Determine the number of lines holding the word "this"; answer with that number only.

#### Data excerpts:
________________________________________

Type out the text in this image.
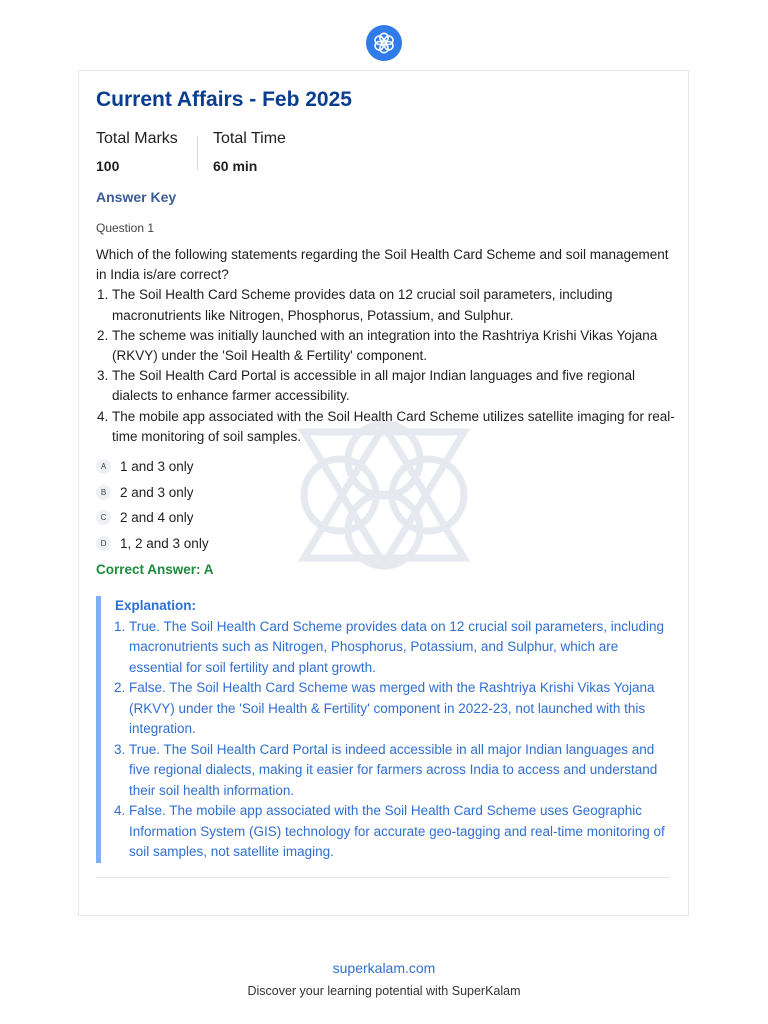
Current Affairs - Feb 2025
Total Marks
100
Total Time
60 min
Answer Key
Question 1

Which of the following statements regarding the Soil Health Card Scheme and soil management in India is/are correct?

1. The Soil Health Card Scheme provides data on 12 crucial soil parameters, including macronutrients like Nitrogen, Phosphorus, Potassium, and Sulphur.
2. The scheme was initially launched with an integration into the Rashtriya Krishi Vikas Yojana (RKVY) under the 'Soil Health & Fertility' component.
3. The Soil Health Card Portal is accessible in all major Indian languages and five regional dialects to enhance farmer accessibility.
4. The mobile app associated with the Soil Health Card Scheme utilizes satellite imaging for real-time monitoring of soil samples.
A	1 and 3 only
B	2 and 3 only
C	2 and 4 only
D	1, 2 and 3 only
Correct Answer: A
Explanation:
1. True. The Soil Health Card Scheme provides data on 12 crucial soil parameters, including macronutrients such as Nitrogen, Phosphorus, Potassium, and Sulphur, which are essential for soil fertility and plant growth.
2. False. The Soil Health Card Scheme was merged with the Rashtriya Krishi Vikas Yojana (RKVY) under the 'Soil Health & Fertility' component in 2022-23, not launched with this integration.
3. True. The Soil Health Card Portal is indeed accessible in all major Indian languages and five regional dialects, making it easier for farmers across India to access and understand their soil health information.
4. False. The mobile app associated with the Soil Health Card Scheme uses Geographic Information System (GIS) technology for accurate geo-tagging and real-time monitoring of soil samples, not satellite imaging.
superkalam.com
Discover your learning potential with SuperKalam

________________________________________

#### Problem solution:
2